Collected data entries
○ ○ ○ ○ ○

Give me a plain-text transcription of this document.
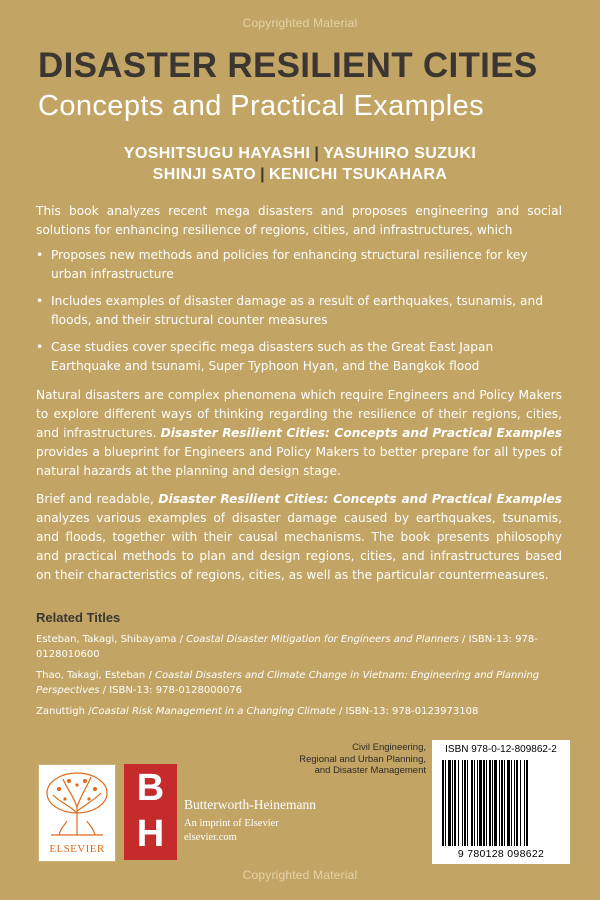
Copyrighted Material
DISASTER RESILIENT CITIES
Concepts and Practical Examples
YOSHITSUGU HAYASHI | YASUHIRO SUZUKI
SHINJI SATO | KENICHI TSUKAHARA
This book analyzes recent mega disasters and proposes engineering and social solutions for enhancing resilience of regions, cities, and infrastructures, which
• Proposes new methods and policies for enhancing structural resilience for key urban infrastructure
• Includes examples of disaster damage as a result of earthquakes, tsunamis, and floods, and their structural counter measures
• Case studies cover specific mega disasters such as the Great East Japan Earthquake and tsunami, Super Typhoon Hyan, and the Bangkok flood
Natural disasters are complex phenomena which require Engineers and Policy Makers to explore different ways of thinking regarding the resilience of their regions, cities, and infrastructures. Disaster Resilient Cities: Concepts and Practical Examples provides a blueprint for Engineers and Policy Makers to better prepare for all types of natural hazards at the planning and design stage.
Brief and readable, Disaster Resilient Cities: Concepts and Practical Examples analyzes various examples of disaster damage caused by earthquakes, tsunamis, and floods, together with their causal mechanisms. The book presents philosophy and practical methods to plan and design regions, cities, and infrastructures based on their characteristics of regions, cities, as well as the particular countermeasures.
Related Titles
Esteban, Takagi, Shibayama / Coastal Disaster Mitigation for Engineers and Planners / ISBN-13: 978-0128010600
Thao, Takagi, Esteban / Coastal Disasters and Climate Change in Vietnam: Engineering and Planning Perspectives / ISBN-13: 978-0128000076
Zanuttigh /Coastal Risk Management in a Changing Climate / ISBN-13: 978-0123973108
Civil Engineering,
Regional and Urban Planning,
and Disaster Management
ISBN 978-0-12-809862-2
9 780128 098622
ELSEVIER
B
H
Butterworth-Heinemann
An imprint of Elsevier
elsevier.com
Copyrighted Material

○ ○ ○ ○ ○

- Objective -
How many lines of these entries contain "book"? Answer with the number and nothing else.

- Result of the exercise -
2